> Exercise aim
Your task is to repeat the entries exactly. Leave the pictures out.

> Given information
-- START --
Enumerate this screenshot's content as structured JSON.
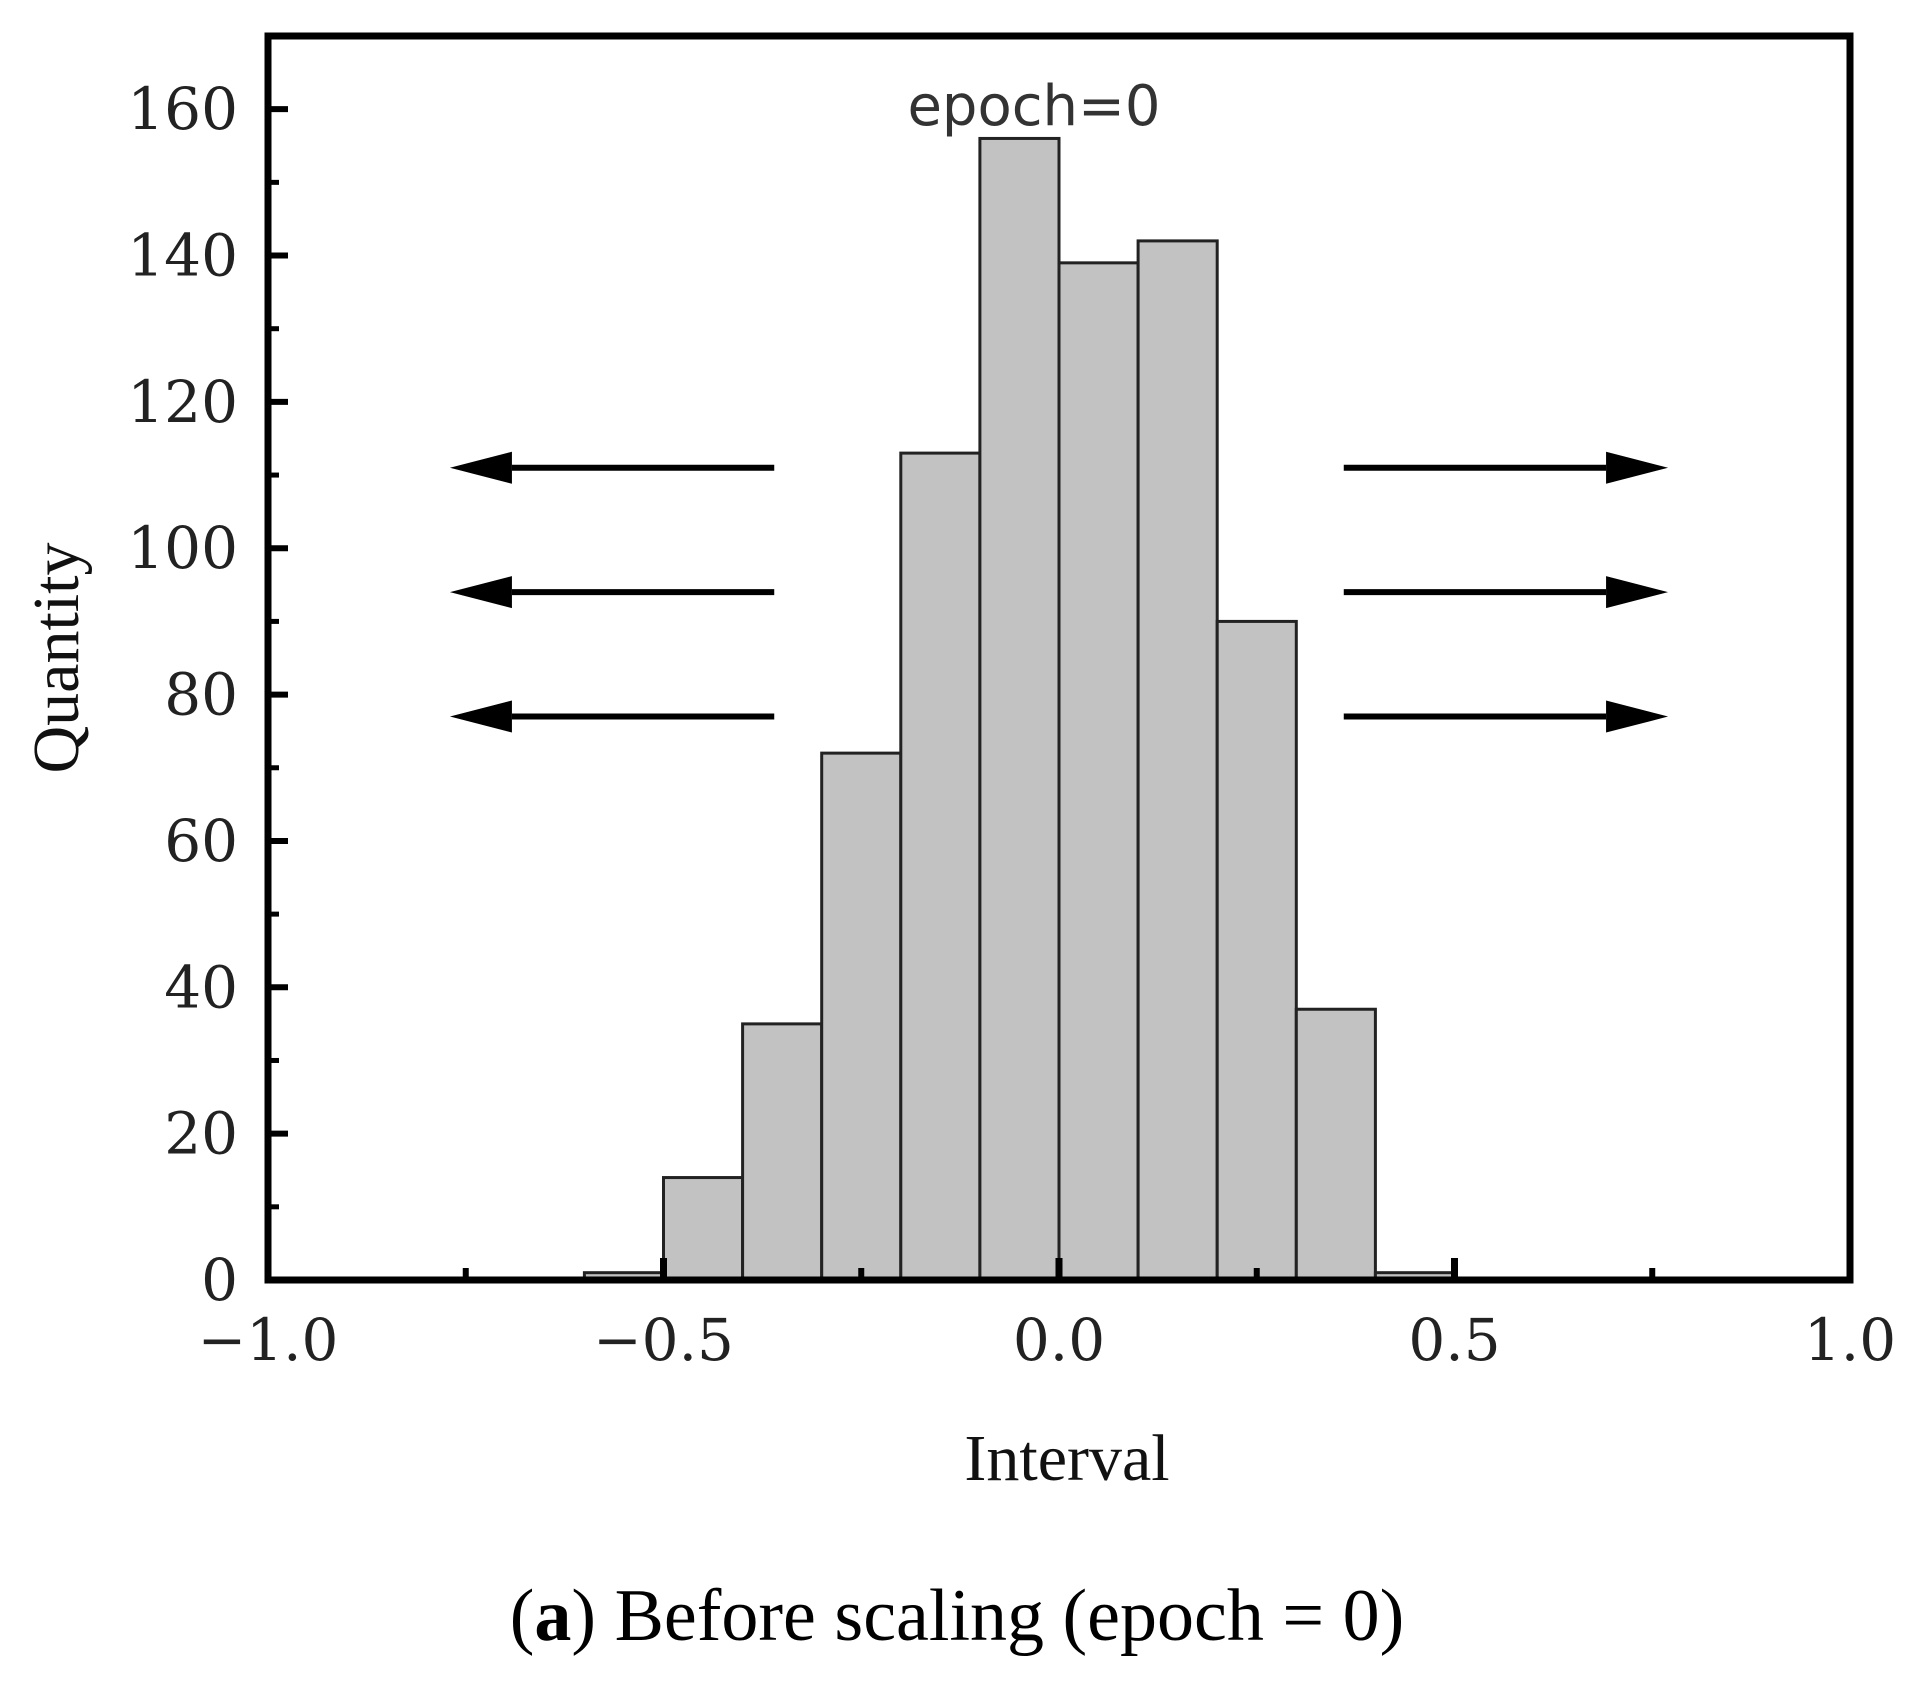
{
  "chart_data": {
    "type": "bar",
    "bins": [
      {
        "x0": -0.6,
        "x1": -0.5,
        "value": 1
      },
      {
        "x0": -0.5,
        "x1": -0.4,
        "value": 14
      },
      {
        "x0": -0.4,
        "x1": -0.3,
        "value": 35
      },
      {
        "x0": -0.3,
        "x1": -0.2,
        "value": 72
      },
      {
        "x0": -0.2,
        "x1": -0.1,
        "value": 113
      },
      {
        "x0": -0.1,
        "x1": 0.0,
        "value": 156
      },
      {
        "x0": 0.0,
        "x1": 0.1,
        "value": 139
      },
      {
        "x0": 0.1,
        "x1": 0.2,
        "value": 142
      },
      {
        "x0": 0.2,
        "x1": 0.3,
        "value": 90
      },
      {
        "x0": 0.3,
        "x1": 0.4,
        "value": 37
      },
      {
        "x0": 0.4,
        "x1": 0.5,
        "value": 1
      }
    ],
    "xlabel": "Interval",
    "ylabel": "Quantity",
    "xlim": [
      -1.0,
      1.0
    ],
    "ylim": [
      0,
      170
    ],
    "x_ticks": [
      -1.0,
      -0.5,
      0.0,
      0.5,
      1.0
    ],
    "x_tick_labels": [
      "−1.0",
      "−0.5",
      "0.0",
      "0.5",
      "1.0"
    ],
    "y_ticks": [
      0,
      20,
      40,
      60,
      80,
      100,
      120,
      140,
      160
    ],
    "y_tick_labels": [
      "0",
      "20",
      "40",
      "60",
      "80",
      "100",
      "120",
      "140",
      "160"
    ],
    "annotation": "epoch=0",
    "arrows": [
      {
        "direction": "left",
        "x_from": -0.36,
        "x_to": -0.77,
        "y": 111
      },
      {
        "direction": "left",
        "x_from": -0.36,
        "x_to": -0.77,
        "y": 94
      },
      {
        "direction": "left",
        "x_from": -0.36,
        "x_to": -0.77,
        "y": 77
      },
      {
        "direction": "right",
        "x_from": 0.36,
        "x_to": 0.77,
        "y": 111
      },
      {
        "direction": "right",
        "x_from": 0.36,
        "x_to": 0.77,
        "y": 94
      },
      {
        "direction": "right",
        "x_from": 0.36,
        "x_to": 0.77,
        "y": 77
      }
    ],
    "grid": false,
    "bar_color": "#c2c2c2",
    "bar_edge_color": "#222222"
  },
  "caption": {
    "open_paren": "(",
    "letter": "a",
    "text": ") Before scaling (epoch = 0)"
  }
}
-- END --
> Final answer
Enumerate this screenshot's content as structured JSON.
{
  "chart_data": {
    "type": "bar",
    "bins": [
      {
        "x0": -0.6,
        "x1": -0.5,
        "value": 1
      },
      {
        "x0": -0.5,
        "x1": -0.4,
        "value": 14
      },
      {
        "x0": -0.4,
        "x1": -0.3,
        "value": 35
      },
      {
        "x0": -0.3,
        "x1": -0.2,
        "value": 72
      },
      {
        "x0": -0.2,
        "x1": -0.1,
        "value": 113
      },
      {
        "x0": -0.1,
        "x1": 0.0,
        "value": 156
      },
      {
        "x0": 0.0,
        "x1": 0.1,
        "value": 139
      },
      {
        "x0": 0.1,
        "x1": 0.2,
        "value": 142
      },
      {
        "x0": 0.2,
        "x1": 0.3,
        "value": 90
      },
      {
        "x0": 0.3,
        "x1": 0.4,
        "value": 37
      },
      {
        "x0": 0.4,
        "x1": 0.5,
        "value": 1
      }
    ],
    "xlabel": "Interval",
    "ylabel": "Quantity",
    "xlim": [
      -1.0,
      1.0
    ],
    "ylim": [
      0,
      170
    ],
    "x_ticks": [
      -1.0,
      -0.5,
      0.0,
      0.5,
      1.0
    ],
    "x_tick_labels": [
      "−1.0",
      "−0.5",
      "0.0",
      "0.5",
      "1.0"
    ],
    "y_ticks": [
      0,
      20,
      40,
      60,
      80,
      100,
      120,
      140,
      160
    ],
    "y_tick_labels": [
      "0",
      "20",
      "40",
      "60",
      "80",
      "100",
      "120",
      "140",
      "160"
    ],
    "annotation": "epoch=0",
    "arrows": [
      {
        "direction": "left",
        "x_from": -0.36,
        "x_to": -0.77,
        "y": 111
      },
      {
        "direction": "left",
        "x_from": -0.36,
        "x_to": -0.77,
        "y": 94
      },
      {
        "direction": "left",
        "x_from": -0.36,
        "x_to": -0.77,
        "y": 77
      },
      {
        "direction": "right",
        "x_from": 0.36,
        "x_to": 0.77,
        "y": 111
      },
      {
        "direction": "right",
        "x_from": 0.36,
        "x_to": 0.77,
        "y": 94
      },
      {
        "direction": "right",
        "x_from": 0.36,
        "x_to": 0.77,
        "y": 77
      }
    ],
    "grid": false,
    "bar_color": "#c2c2c2",
    "bar_edge_color": "#222222"
  },
  "caption": {
    "open_paren": "(",
    "letter": "a",
    "text": ") Before scaling (epoch = 0)"
  }
}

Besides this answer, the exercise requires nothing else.